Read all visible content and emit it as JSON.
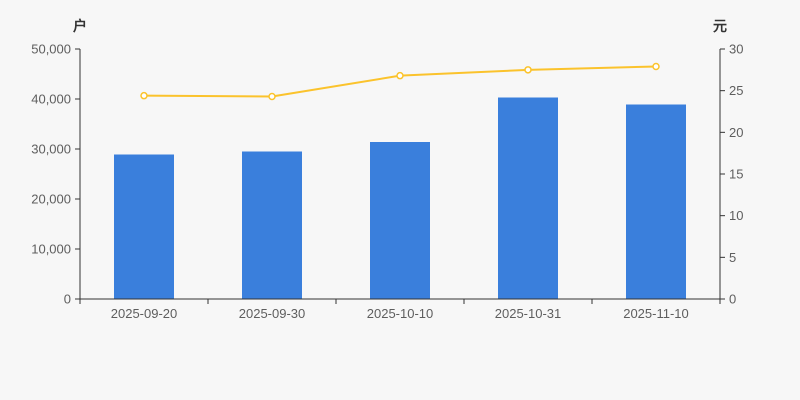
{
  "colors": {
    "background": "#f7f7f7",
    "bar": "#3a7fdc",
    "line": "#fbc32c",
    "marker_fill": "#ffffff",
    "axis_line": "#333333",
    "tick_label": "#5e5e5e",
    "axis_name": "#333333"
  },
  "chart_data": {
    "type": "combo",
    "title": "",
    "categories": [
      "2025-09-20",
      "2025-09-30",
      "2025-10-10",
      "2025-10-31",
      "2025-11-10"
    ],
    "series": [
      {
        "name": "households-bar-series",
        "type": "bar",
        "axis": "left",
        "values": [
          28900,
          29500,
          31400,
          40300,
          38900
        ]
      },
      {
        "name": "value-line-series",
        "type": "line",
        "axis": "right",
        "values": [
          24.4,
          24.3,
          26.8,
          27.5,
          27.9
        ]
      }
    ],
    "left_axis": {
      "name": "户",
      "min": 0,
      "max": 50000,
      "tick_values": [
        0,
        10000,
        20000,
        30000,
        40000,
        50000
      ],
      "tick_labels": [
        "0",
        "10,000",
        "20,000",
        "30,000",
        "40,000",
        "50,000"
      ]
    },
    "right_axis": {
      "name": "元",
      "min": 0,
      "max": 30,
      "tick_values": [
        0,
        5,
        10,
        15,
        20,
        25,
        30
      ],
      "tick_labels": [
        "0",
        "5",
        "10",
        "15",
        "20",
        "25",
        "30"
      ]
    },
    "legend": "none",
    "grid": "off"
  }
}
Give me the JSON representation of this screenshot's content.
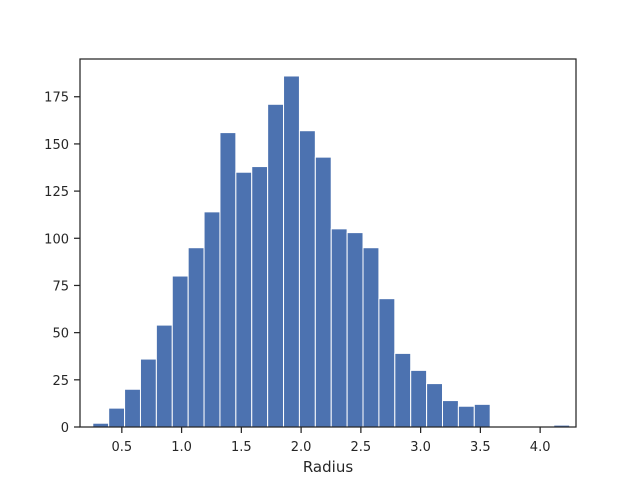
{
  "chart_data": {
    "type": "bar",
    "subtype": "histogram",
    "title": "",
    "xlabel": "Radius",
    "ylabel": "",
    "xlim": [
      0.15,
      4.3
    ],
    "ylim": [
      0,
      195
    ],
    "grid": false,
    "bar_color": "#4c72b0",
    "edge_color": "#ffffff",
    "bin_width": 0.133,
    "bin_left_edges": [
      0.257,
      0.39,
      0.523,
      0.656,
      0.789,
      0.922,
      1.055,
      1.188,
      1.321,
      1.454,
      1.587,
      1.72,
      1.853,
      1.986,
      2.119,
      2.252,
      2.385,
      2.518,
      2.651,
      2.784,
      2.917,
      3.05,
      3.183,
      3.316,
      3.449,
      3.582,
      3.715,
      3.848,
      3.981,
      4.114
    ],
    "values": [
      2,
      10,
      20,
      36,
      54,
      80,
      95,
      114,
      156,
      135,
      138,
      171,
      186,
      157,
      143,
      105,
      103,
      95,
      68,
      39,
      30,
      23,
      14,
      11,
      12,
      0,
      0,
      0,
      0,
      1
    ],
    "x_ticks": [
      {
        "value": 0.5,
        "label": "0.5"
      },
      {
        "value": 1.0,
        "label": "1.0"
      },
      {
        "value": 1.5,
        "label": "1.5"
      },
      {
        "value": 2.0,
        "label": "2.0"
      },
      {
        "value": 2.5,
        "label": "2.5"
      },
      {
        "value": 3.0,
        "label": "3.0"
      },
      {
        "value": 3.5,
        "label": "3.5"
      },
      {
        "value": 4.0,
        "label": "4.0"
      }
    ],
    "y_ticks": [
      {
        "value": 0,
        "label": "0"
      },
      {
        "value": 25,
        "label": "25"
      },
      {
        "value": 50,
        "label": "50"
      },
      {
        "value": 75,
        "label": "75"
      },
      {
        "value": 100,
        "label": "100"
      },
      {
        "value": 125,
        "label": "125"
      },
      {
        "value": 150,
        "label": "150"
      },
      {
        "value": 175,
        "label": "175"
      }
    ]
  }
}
- - - - -
## [Brief]
Leave the pictures out and print the records above exactly as they stand.

## [Completed task]
Read all visible content and emit it as JSON.
{
  "colors": {
    "background": "#f7f7f7",
    "bar": "#3a7fdc",
    "line": "#fbc32c",
    "marker_fill": "#ffffff",
    "axis_line": "#333333",
    "tick_label": "#5e5e5e",
    "axis_name": "#333333"
  },
  "chart_data": {
    "type": "combo",
    "title": "",
    "categories": [
      "2025-09-20",
      "2025-09-30",
      "2025-10-10",
      "2025-10-31",
      "2025-11-10"
    ],
    "series": [
      {
        "name": "households-bar-series",
        "type": "bar",
        "axis": "left",
        "values": [
          28900,
          29500,
          31400,
          40300,
          38900
        ]
      },
      {
        "name": "value-line-series",
        "type": "line",
        "axis": "right",
        "values": [
          24.4,
          24.3,
          26.8,
          27.5,
          27.9
        ]
      }
    ],
    "left_axis": {
      "name": "户",
      "min": 0,
      "max": 50000,
      "tick_values": [
        0,
        10000,
        20000,
        30000,
        40000,
        50000
      ],
      "tick_labels": [
        "0",
        "10,000",
        "20,000",
        "30,000",
        "40,000",
        "50,000"
      ]
    },
    "right_axis": {
      "name": "元",
      "min": 0,
      "max": 30,
      "tick_values": [
        0,
        5,
        10,
        15,
        20,
        25,
        30
      ],
      "tick_labels": [
        "0",
        "5",
        "10",
        "15",
        "20",
        "25",
        "30"
      ]
    },
    "legend": "none",
    "grid": "off"
  }
}
Give me the JSON representation of this screenshot's content.
{
  "chart_data": {
    "type": "bar",
    "subtype": "histogram",
    "title": "",
    "xlabel": "Radius",
    "ylabel": "",
    "xlim": [
      0.15,
      4.3
    ],
    "ylim": [
      0,
      195
    ],
    "grid": false,
    "bar_color": "#4c72b0",
    "edge_color": "#ffffff",
    "bin_width": 0.133,
    "bin_left_edges": [
      0.257,
      0.39,
      0.523,
      0.656,
      0.789,
      0.922,
      1.055,
      1.188,
      1.321,
      1.454,
      1.587,
      1.72,
      1.853,
      1.986,
      2.119,
      2.252,
      2.385,
      2.518,
      2.651,
      2.784,
      2.917,
      3.05,
      3.183,
      3.316,
      3.449,
      3.582,
      3.715,
      3.848,
      3.981,
      4.114
    ],
    "values": [
      2,
      10,
      20,
      36,
      54,
      80,
      95,
      114,
      156,
      135,
      138,
      171,
      186,
      157,
      143,
      105,
      103,
      95,
      68,
      39,
      30,
      23,
      14,
      11,
      12,
      0,
      0,
      0,
      0,
      1
    ],
    "x_ticks": [
      {
        "value": 0.5,
        "label": "0.5"
      },
      {
        "value": 1.0,
        "label": "1.0"
      },
      {
        "value": 1.5,
        "label": "1.5"
      },
      {
        "value": 2.0,
        "label": "2.0"
      },
      {
        "value": 2.5,
        "label": "2.5"
      },
      {
        "value": 3.0,
        "label": "3.0"
      },
      {
        "value": 3.5,
        "label": "3.5"
      },
      {
        "value": 4.0,
        "label": "4.0"
      }
    ],
    "y_ticks": [
      {
        "value": 0,
        "label": "0"
      },
      {
        "value": 25,
        "label": "25"
      },
      {
        "value": 50,
        "label": "50"
      },
      {
        "value": 75,
        "label": "75"
      },
      {
        "value": 100,
        "label": "100"
      },
      {
        "value": 125,
        "label": "125"
      },
      {
        "value": 150,
        "label": "150"
      },
      {
        "value": 175,
        "label": "175"
      }
    ]
  }
}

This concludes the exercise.